[Dataset rows about figures]
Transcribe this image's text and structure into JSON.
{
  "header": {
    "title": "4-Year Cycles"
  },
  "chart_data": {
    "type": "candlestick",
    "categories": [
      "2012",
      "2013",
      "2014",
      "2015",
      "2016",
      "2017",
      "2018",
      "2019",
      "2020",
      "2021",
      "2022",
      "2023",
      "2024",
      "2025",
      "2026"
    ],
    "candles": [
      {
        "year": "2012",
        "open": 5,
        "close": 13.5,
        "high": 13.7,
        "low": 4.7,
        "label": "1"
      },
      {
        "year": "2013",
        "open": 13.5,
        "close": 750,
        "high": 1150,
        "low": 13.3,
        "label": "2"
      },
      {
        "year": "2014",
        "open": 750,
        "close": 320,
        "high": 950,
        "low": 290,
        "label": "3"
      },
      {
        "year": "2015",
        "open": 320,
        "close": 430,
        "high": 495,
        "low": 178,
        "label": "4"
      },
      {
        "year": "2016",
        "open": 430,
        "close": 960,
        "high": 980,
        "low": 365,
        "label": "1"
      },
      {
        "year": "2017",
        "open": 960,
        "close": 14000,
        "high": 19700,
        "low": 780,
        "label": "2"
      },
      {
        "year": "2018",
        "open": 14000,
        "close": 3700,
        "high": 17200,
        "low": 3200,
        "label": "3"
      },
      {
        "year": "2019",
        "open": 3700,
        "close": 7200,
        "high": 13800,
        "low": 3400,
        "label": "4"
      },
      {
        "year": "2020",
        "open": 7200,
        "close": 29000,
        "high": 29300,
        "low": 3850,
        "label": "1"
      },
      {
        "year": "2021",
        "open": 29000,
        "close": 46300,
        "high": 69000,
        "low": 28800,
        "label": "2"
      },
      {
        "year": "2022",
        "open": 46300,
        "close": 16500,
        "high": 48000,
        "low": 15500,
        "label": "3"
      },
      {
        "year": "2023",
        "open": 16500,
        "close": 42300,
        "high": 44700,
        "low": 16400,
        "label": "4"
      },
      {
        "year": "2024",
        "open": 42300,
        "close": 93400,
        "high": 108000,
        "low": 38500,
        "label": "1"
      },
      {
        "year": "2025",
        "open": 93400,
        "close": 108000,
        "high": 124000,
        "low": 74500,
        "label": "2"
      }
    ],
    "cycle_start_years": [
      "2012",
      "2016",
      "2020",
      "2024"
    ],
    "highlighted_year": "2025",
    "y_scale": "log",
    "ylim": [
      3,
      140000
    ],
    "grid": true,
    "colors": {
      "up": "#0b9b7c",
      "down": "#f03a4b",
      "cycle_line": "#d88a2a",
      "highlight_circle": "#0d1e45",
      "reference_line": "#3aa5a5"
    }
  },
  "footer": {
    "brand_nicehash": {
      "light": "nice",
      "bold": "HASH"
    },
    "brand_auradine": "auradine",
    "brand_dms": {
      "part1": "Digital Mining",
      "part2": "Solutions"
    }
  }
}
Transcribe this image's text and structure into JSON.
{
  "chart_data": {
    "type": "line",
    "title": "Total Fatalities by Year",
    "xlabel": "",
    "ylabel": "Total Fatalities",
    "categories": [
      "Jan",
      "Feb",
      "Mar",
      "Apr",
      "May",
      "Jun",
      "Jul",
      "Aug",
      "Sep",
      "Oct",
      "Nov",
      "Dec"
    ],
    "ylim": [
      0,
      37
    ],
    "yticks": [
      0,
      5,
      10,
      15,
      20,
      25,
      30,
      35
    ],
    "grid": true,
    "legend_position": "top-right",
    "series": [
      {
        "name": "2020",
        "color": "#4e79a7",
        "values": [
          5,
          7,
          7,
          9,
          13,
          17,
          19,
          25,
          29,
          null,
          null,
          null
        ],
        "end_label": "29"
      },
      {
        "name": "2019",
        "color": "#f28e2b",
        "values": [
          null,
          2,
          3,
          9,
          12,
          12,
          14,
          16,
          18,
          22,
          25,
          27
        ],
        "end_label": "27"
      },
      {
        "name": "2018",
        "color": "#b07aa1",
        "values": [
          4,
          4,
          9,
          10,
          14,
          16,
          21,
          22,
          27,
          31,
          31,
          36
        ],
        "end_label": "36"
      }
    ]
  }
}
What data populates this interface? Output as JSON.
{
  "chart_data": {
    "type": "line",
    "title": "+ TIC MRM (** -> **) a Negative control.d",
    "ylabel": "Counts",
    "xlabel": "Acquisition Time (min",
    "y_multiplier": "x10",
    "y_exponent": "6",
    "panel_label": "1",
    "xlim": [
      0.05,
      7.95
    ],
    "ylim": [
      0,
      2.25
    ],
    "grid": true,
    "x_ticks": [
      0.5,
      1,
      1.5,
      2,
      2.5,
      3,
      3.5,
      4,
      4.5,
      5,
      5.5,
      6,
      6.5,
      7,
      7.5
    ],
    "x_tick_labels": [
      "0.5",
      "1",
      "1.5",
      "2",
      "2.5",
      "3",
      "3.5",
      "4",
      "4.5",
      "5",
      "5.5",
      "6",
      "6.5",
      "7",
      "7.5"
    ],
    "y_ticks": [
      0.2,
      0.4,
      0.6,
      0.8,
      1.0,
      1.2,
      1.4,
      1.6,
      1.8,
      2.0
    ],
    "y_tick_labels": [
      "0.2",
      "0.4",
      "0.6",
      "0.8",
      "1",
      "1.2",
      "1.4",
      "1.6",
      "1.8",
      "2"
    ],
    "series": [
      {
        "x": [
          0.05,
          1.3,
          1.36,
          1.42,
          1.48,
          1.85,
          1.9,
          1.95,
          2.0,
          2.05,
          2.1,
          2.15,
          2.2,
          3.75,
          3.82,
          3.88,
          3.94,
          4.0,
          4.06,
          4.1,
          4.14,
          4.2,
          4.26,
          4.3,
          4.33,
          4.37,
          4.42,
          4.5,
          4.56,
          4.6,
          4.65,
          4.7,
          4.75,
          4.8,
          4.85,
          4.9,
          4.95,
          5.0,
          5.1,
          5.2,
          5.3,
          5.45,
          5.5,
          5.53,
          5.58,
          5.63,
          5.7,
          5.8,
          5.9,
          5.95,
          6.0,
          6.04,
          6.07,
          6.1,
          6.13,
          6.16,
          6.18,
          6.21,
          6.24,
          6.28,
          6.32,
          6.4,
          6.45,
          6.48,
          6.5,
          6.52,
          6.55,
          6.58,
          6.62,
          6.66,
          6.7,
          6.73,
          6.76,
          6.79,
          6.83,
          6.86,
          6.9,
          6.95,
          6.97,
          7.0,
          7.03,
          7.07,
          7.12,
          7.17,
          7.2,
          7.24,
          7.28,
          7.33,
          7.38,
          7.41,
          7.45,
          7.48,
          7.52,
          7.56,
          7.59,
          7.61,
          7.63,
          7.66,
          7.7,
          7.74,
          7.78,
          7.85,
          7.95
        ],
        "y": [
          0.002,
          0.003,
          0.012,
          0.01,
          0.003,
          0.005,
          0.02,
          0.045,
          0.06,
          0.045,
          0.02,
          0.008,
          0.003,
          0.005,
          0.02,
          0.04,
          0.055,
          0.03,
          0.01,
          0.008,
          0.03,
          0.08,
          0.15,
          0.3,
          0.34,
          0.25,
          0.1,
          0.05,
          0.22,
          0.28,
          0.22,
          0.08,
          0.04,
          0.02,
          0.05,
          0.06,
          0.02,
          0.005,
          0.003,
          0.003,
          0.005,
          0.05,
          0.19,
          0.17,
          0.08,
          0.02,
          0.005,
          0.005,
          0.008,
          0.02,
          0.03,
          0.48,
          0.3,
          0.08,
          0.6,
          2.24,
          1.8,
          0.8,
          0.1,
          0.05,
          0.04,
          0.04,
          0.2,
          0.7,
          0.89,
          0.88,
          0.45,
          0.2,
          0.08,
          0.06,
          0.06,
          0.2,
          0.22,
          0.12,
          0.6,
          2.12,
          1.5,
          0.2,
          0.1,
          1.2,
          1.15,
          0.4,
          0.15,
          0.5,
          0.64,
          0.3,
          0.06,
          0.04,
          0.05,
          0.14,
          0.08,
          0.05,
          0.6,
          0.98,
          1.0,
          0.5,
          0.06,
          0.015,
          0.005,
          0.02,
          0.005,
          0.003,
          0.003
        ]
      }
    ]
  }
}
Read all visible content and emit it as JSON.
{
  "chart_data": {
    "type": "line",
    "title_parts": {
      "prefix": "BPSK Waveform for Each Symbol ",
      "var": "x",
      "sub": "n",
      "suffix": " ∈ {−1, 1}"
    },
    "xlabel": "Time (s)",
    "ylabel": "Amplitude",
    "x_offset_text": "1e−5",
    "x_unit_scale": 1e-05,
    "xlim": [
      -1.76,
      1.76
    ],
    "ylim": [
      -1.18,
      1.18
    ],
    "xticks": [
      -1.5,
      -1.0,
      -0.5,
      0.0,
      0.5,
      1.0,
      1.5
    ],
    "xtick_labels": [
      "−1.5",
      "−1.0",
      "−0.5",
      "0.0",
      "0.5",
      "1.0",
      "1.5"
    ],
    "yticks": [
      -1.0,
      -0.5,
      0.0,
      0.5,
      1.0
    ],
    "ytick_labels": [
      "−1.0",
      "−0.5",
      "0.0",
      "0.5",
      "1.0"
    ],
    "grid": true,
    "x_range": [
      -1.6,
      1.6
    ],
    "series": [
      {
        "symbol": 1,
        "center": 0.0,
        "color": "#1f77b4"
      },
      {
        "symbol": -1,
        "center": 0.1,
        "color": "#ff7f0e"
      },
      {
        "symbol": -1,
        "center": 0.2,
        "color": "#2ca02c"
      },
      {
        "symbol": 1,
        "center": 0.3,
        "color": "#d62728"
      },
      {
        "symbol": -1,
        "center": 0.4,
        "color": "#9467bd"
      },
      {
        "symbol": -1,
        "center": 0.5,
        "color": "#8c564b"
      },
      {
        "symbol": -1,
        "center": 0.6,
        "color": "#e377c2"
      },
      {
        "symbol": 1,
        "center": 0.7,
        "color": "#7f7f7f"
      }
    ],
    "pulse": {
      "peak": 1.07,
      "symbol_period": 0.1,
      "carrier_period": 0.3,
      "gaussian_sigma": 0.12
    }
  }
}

# WRITTEN TASK
From the entries above, copy every line that holds the word "ylabel".

# TASK ANSWER
    "ylabel": "Total Fatalities",
    "ylabel": "Counts",
    "ylabel": "Amplitude",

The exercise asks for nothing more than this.